What you will do ->
Below is a block of records: output all of them exactly and leave out the pictures.

Extracted records ->
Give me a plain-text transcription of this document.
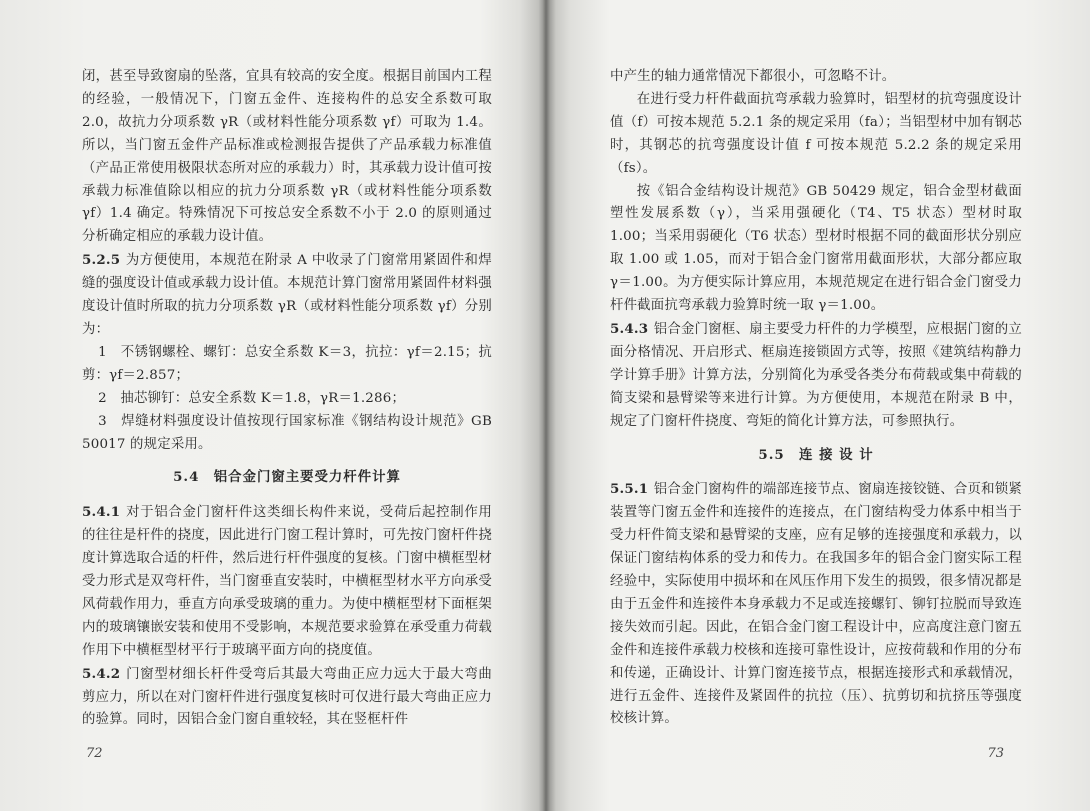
闭，甚至导致窗扇的坠落，宜具有较高的安全度。根据目前国内工程的经验，一般情况下，门窗五金件、连接构件的总安全系数可取 2.0，故抗力分项系数 γR（或材料性能分项系数 γf）可取为 1.4。所以，当门窗五金件产品标准或检测报告提供了产品承载力标准值（产品正常使用极限状态所对应的承载力）时，其承载力设计值可按承载力标准值除以相应的抗力分项系数 γR（或材料性能分项系数 γf）1.4 确定。特殊情况下可按总安全系数不小于 2.0 的原则通过分析确定相应的承载力设计值。

5.2.5 为方便使用，本规范在附录 A 中收录了门窗常用紧固件和焊缝的强度设计值或承载力设计值。本规范计算门窗常用紧固件材料强度设计值时所取的抗力分项系数 γR（或材料性能分项系数 γf）分别为：

1　不锈钢螺栓、螺钉：总安全系数 K＝3，抗拉：γf＝2.15；抗剪：γf＝2.857；

2　抽芯铆钉：总安全系数 K＝1.8，γR＝1.286；

3　焊缝材料强度设计值按现行国家标准《钢结构设计规范》GB 50017 的规定采用。

5.4　铝合金门窗主要受力杆件计算

5.4.1 对于铝合金门窗杆件这类细长构件来说，受荷后起控制作用的往往是杆件的挠度，因此进行门窗工程计算时，可先按门窗杆件挠度计算选取合适的杆件，然后进行杆件强度的复核。门窗中横框型材受力形式是双弯杆件，当门窗垂直安装时，中横框型材水平方向承受风荷载作用力，垂直方向承受玻璃的重力。为使中横框型材下面框架内的玻璃镶嵌安装和使用不受影响，本规范要求验算在承受重力荷载作用下中横框型材平行于玻璃平面方向的挠度值。

5.4.2 门窗型材细长杆件受弯后其最大弯曲正应力远大于最大弯曲剪应力，所以在对门窗杆件进行强度复核时可仅进行最大弯曲正应力的验算。同时，因铝合金门窗自重较轻，其在竖框杆件

72

中产生的轴力通常情况下都很小，可忽略不计。

在进行受力杆件截面抗弯承载力验算时，铝型材的抗弯强度设计值（f）可按本规范 5.2.1 条的规定采用（fa）；当铝型材中加有钢芯时，其钢芯的抗弯强度设计值 f 可按本规范 5.2.2 条的规定采用（fs）。

按《铝合金结构设计规范》GB 50429 规定，铝合金型材截面塑性发展系数（γ），当采用强硬化（T4、T5 状态）型材时取 1.00；当采用弱硬化（T6 状态）型材时根据不同的截面形状分别应取 1.00 或 1.05，而对于铝合金门窗常用截面形状，大部分都应取 γ＝1.00。为方便实际计算应用，本规范规定在进行铝合金门窗受力杆件截面抗弯承载力验算时统一取 γ＝1.00。

5.4.3 铝合金门窗框、扇主要受力杆件的力学模型，应根据门窗的立面分格情况、开启形式、框扇连接锁固方式等，按照《建筑结构静力学计算手册》计算方法，分别简化为承受各类分布荷载或集中荷载的简支梁和悬臂梁等来进行计算。为方便使用，本规范在附录 B 中，规定了门窗杆件挠度、弯矩的简化计算方法，可参照执行。

5.5　连 接 设 计

5.5.1 铝合金门窗构件的端部连接节点、窗扇连接铰链、合页和锁紧装置等门窗五金件和连接件的连接点，在门窗结构受力体系中相当于受力杆件简支梁和悬臂梁的支座，应有足够的连接强度和承载力，以保证门窗结构体系的受力和传力。在我国多年的铝合金门窗实际工程经验中，实际使用中损坏和在风压作用下发生的损毁，很多情况都是由于五金件和连接件本身承载力不足或连接螺钉、铆钉拉脱而导致连接失效而引起。因此，在铝合金门窗工程设计中，应高度注意门窗五金件和连接件承载力校核和连接可靠性设计，应按荷载和作用的分布和传递，正确设计、计算门窗连接节点，根据连接形式和承载情况，进行五金件、连接件及紧固件的抗拉（压）、抗剪切和抗挤压等强度校核计算。

73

Result for this exercise ->
Give me a plain-text transcription of this document.
闭，甚至导致窗扇的坠落，宜具有较高的安全度。根据目前国内工程的经验，一般情况下，门窗五金件、连接构件的总安全系数可取 2.0，故抗力分项系数 γR（或材料性能分项系数 γf）可取为 1.4。所以，当门窗五金件产品标准或检测报告提供了产品承载力标准值（产品正常使用极限状态所对应的承载力）时，其承载力设计值可按承载力标准值除以相应的抗力分项系数 γR（或材料性能分项系数 γf）1.4 确定。特殊情况下可按总安全系数不小于 2.0 的原则通过分析确定相应的承载力设计值。

5.2.5 为方便使用，本规范在附录 A 中收录了门窗常用紧固件和焊缝的强度设计值或承载力设计值。本规范计算门窗常用紧固件材料强度设计值时所取的抗力分项系数 γR（或材料性能分项系数 γf）分别为：

1　不锈钢螺栓、螺钉：总安全系数 K＝3，抗拉：γf＝2.15；抗剪：γf＝2.857；

2　抽芯铆钉：总安全系数 K＝1.8，γR＝1.286；

3　焊缝材料强度设计值按现行国家标准《钢结构设计规范》GB 50017 的规定采用。

5.4　铝合金门窗主要受力杆件计算

5.4.1 对于铝合金门窗杆件这类细长构件来说，受荷后起控制作用的往往是杆件的挠度，因此进行门窗工程计算时，可先按门窗杆件挠度计算选取合适的杆件，然后进行杆件强度的复核。门窗中横框型材受力形式是双弯杆件，当门窗垂直安装时，中横框型材水平方向承受风荷载作用力，垂直方向承受玻璃的重力。为使中横框型材下面框架内的玻璃镶嵌安装和使用不受影响，本规范要求验算在承受重力荷载作用下中横框型材平行于玻璃平面方向的挠度值。

5.4.2 门窗型材细长杆件受弯后其最大弯曲正应力远大于最大弯曲剪应力，所以在对门窗杆件进行强度复核时可仅进行最大弯曲正应力的验算。同时，因铝合金门窗自重较轻，其在竖框杆件

72

中产生的轴力通常情况下都很小，可忽略不计。

在进行受力杆件截面抗弯承载力验算时，铝型材的抗弯强度设计值（f）可按本规范 5.2.1 条的规定采用（fa）；当铝型材中加有钢芯时，其钢芯的抗弯强度设计值 f 可按本规范 5.2.2 条的规定采用（fs）。

按《铝合金结构设计规范》GB 50429 规定，铝合金型材截面塑性发展系数（γ），当采用强硬化（T4、T5 状态）型材时取 1.00；当采用弱硬化（T6 状态）型材时根据不同的截面形状分别应取 1.00 或 1.05，而对于铝合金门窗常用截面形状，大部分都应取 γ＝1.00。为方便实际计算应用，本规范规定在进行铝合金门窗受力杆件截面抗弯承载力验算时统一取 γ＝1.00。

5.4.3 铝合金门窗框、扇主要受力杆件的力学模型，应根据门窗的立面分格情况、开启形式、框扇连接锁固方式等，按照《建筑结构静力学计算手册》计算方法，分别简化为承受各类分布荷载或集中荷载的简支梁和悬臂梁等来进行计算。为方便使用，本规范在附录 B 中，规定了门窗杆件挠度、弯矩的简化计算方法，可参照执行。

5.5　连 接 设 计

5.5.1 铝合金门窗构件的端部连接节点、窗扇连接铰链、合页和锁紧装置等门窗五金件和连接件的连接点，在门窗结构受力体系中相当于受力杆件简支梁和悬臂梁的支座，应有足够的连接强度和承载力，以保证门窗结构体系的受力和传力。在我国多年的铝合金门窗实际工程经验中，实际使用中损坏和在风压作用下发生的损毁，很多情况都是由于五金件和连接件本身承载力不足或连接螺钉、铆钉拉脱而导致连接失效而引起。因此，在铝合金门窗工程设计中，应高度注意门窗五金件和连接件承载力校核和连接可靠性设计，应按荷载和作用的分布和传递，正确设计、计算门窗连接节点，根据连接形式和承载情况，进行五金件、连接件及紧固件的抗拉（压）、抗剪切和抗挤压等强度校核计算。

73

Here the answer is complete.